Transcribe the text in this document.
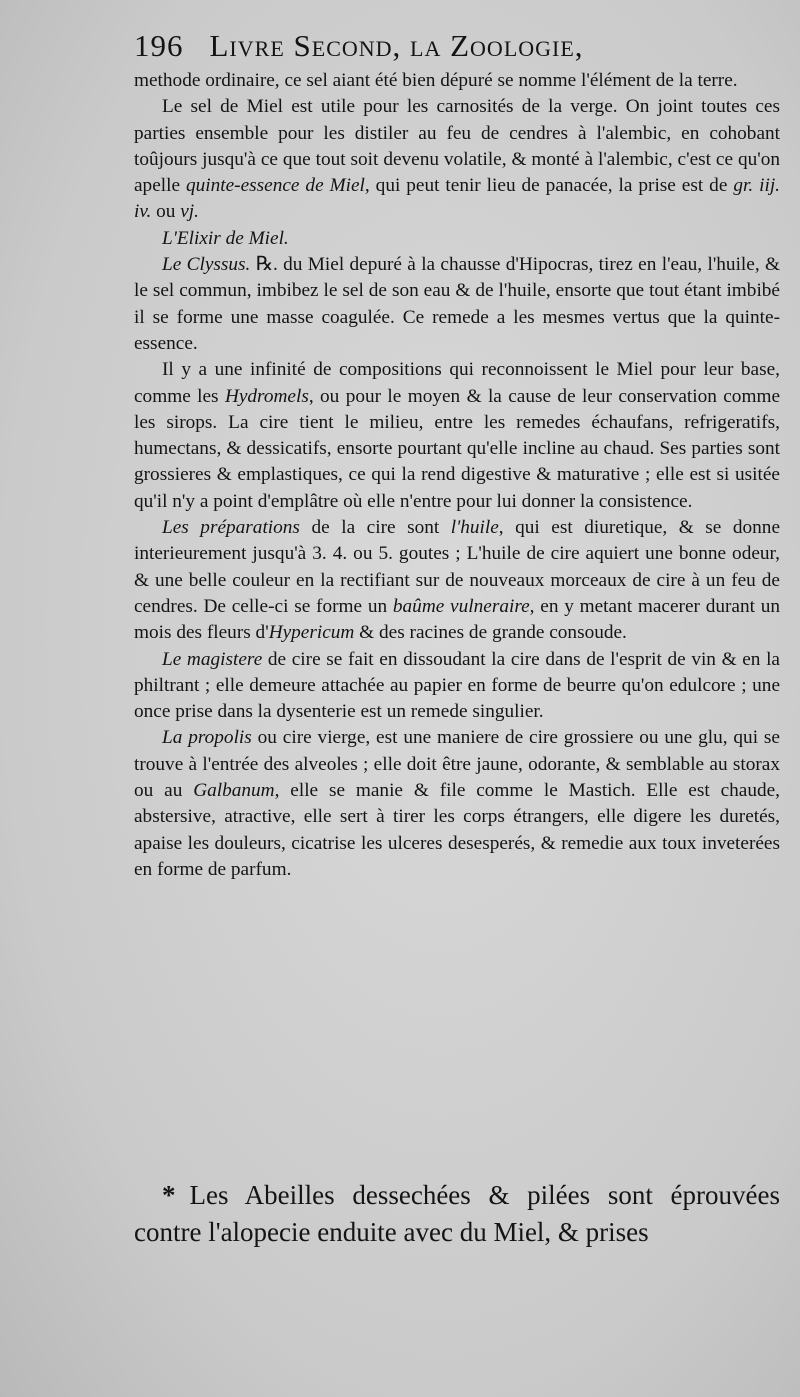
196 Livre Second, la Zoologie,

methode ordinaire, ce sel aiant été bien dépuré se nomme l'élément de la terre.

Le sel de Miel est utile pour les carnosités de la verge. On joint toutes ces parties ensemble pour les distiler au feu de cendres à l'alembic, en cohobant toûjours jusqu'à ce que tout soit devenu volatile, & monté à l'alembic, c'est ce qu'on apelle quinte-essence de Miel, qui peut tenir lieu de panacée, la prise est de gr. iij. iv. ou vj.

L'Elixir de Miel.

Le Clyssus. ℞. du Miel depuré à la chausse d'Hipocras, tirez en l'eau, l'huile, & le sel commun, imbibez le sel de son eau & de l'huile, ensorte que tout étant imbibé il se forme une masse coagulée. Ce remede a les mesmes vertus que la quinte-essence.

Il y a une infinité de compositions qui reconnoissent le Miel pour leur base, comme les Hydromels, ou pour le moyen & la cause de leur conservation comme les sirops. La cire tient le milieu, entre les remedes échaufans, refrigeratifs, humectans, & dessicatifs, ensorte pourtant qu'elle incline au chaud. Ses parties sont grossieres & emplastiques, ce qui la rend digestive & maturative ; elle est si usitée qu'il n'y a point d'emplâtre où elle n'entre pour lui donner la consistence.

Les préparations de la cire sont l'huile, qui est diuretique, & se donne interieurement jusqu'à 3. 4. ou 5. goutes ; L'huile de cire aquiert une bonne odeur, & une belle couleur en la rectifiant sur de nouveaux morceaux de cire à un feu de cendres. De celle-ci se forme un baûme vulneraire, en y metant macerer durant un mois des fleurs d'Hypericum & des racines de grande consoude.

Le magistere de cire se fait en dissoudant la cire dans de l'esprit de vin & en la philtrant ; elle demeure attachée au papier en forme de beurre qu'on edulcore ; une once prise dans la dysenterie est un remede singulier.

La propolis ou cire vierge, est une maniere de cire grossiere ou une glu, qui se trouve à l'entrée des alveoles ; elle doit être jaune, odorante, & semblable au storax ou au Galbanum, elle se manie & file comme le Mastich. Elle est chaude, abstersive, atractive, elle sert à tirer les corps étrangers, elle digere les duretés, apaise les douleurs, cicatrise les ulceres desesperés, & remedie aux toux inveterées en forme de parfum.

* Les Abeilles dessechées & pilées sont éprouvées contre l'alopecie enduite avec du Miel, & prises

______

■ TASK GOAL ■
Without the pictures, repeat the listing above exactly.

■ RESPONSE TO THE TASK ■
Transcribe the text in this document.
196 Livre Second, la Zoologie,

methode ordinaire, ce sel aiant été bien dépuré se nomme l'élément de la terre.

Le sel de Miel est utile pour les carnosités de la verge. On joint toutes ces parties ensemble pour les distiler au feu de cendres à l'alembic, en cohobant toûjours jusqu'à ce que tout soit devenu volatile, & monté à l'alembic, c'est ce qu'on apelle quinte-essence de Miel, qui peut tenir lieu de panacée, la prise est de gr. iij. iv. ou vj.

L'Elixir de Miel.

Le Clyssus. ℞. du Miel depuré à la chausse d'Hipocras, tirez en l'eau, l'huile, & le sel commun, imbibez le sel de son eau & de l'huile, ensorte que tout étant imbibé il se forme une masse coagulée. Ce remede a les mesmes vertus que la quinte-essence.

Il y a une infinité de compositions qui reconnoissent le Miel pour leur base, comme les Hydromels, ou pour le moyen & la cause de leur conservation comme les sirops. La cire tient le milieu, entre les remedes échaufans, refrigeratifs, humectans, & dessicatifs, ensorte pourtant qu'elle incline au chaud. Ses parties sont grossieres & emplastiques, ce qui la rend digestive & maturative ; elle est si usitée qu'il n'y a point d'emplâtre où elle n'entre pour lui donner la consistence.

Les préparations de la cire sont l'huile, qui est diuretique, & se donne interieurement jusqu'à 3. 4. ou 5. goutes ; L'huile de cire aquiert une bonne odeur, & une belle couleur en la rectifiant sur de nouveaux morceaux de cire à un feu de cendres. De celle-ci se forme un baûme vulneraire, en y metant macerer durant un mois des fleurs d'Hypericum & des racines de grande consoude.

Le magistere de cire se fait en dissoudant la cire dans de l'esprit de vin & en la philtrant ; elle demeure attachée au papier en forme de beurre qu'on edulcore ; une once prise dans la dysenterie est un remede singulier.

La propolis ou cire vierge, est une maniere de cire grossiere ou une glu, qui se trouve à l'entrée des alveoles ; elle doit être jaune, odorante, & semblable au storax ou au Galbanum, elle se manie & file comme le Mastich. Elle est chaude, abstersive, atractive, elle sert à tirer les corps étrangers, elle digere les duretés, apaise les douleurs, cicatrise les ulceres desesperés, & remedie aux toux inveterées en forme de parfum.

* Les Abeilles dessechées & pilées sont éprouvées contre l'alopecie enduite avec du Miel, & prises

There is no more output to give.